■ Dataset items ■

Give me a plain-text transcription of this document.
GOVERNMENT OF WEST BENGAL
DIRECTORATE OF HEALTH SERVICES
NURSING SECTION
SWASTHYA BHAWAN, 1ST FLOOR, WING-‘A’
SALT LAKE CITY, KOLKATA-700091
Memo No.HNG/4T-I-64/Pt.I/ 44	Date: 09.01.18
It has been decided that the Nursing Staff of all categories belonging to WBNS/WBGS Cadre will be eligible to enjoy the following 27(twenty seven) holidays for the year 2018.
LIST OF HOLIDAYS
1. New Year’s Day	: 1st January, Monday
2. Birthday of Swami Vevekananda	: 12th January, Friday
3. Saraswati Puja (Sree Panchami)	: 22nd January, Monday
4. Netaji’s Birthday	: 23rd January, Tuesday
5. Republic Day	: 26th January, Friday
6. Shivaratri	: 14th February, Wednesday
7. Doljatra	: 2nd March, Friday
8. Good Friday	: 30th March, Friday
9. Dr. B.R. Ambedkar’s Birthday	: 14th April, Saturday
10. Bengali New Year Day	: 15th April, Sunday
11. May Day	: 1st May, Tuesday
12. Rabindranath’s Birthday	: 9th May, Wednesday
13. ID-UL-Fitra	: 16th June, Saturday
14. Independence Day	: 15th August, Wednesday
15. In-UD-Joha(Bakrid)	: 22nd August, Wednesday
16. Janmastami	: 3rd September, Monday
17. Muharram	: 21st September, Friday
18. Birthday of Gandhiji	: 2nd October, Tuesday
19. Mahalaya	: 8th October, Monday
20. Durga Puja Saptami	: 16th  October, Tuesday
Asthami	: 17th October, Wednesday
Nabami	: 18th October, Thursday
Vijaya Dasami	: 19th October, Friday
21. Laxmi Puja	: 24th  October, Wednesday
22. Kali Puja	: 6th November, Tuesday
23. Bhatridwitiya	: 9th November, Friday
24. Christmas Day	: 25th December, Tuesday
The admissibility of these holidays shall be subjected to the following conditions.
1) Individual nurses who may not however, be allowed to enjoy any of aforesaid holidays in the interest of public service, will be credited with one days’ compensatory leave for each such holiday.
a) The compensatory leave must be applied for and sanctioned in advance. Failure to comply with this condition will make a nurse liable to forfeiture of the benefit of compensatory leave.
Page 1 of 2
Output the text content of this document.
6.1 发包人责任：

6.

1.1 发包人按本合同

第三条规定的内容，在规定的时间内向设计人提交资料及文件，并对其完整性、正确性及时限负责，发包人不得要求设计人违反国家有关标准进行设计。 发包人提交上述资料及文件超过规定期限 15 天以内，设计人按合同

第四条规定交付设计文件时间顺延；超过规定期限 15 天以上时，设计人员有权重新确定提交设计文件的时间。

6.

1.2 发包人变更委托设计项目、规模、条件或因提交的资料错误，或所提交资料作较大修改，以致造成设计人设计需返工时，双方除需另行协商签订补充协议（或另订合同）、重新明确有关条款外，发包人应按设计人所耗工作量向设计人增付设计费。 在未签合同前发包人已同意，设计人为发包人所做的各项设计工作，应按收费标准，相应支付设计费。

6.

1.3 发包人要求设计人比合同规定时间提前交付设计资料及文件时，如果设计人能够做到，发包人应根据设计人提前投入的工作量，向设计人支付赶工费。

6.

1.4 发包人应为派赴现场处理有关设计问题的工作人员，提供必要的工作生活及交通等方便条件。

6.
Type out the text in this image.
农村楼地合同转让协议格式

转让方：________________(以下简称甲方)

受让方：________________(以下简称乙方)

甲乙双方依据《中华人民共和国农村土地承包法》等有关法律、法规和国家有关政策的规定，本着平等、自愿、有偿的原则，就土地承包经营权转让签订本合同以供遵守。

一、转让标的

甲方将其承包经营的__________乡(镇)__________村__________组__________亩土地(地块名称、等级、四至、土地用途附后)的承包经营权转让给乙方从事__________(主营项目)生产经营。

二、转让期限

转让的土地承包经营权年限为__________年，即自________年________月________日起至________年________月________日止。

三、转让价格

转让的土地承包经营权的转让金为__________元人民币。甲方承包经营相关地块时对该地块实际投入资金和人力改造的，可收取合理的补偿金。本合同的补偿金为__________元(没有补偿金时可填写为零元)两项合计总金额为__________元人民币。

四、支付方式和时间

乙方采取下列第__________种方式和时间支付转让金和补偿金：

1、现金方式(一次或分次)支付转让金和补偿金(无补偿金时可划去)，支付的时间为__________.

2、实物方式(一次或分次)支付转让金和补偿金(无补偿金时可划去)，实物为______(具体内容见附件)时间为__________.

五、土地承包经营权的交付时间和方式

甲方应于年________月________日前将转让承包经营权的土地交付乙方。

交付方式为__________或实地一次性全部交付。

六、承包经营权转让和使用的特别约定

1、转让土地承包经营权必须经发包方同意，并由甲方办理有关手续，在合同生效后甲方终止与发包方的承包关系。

■ Instruction ■
Which lines contain "text"? Copy each of them out.

■ Solution to this exercise ■
Give me a plain-text transcription of this document.
Output the text content of this document.
Type out the text in this image.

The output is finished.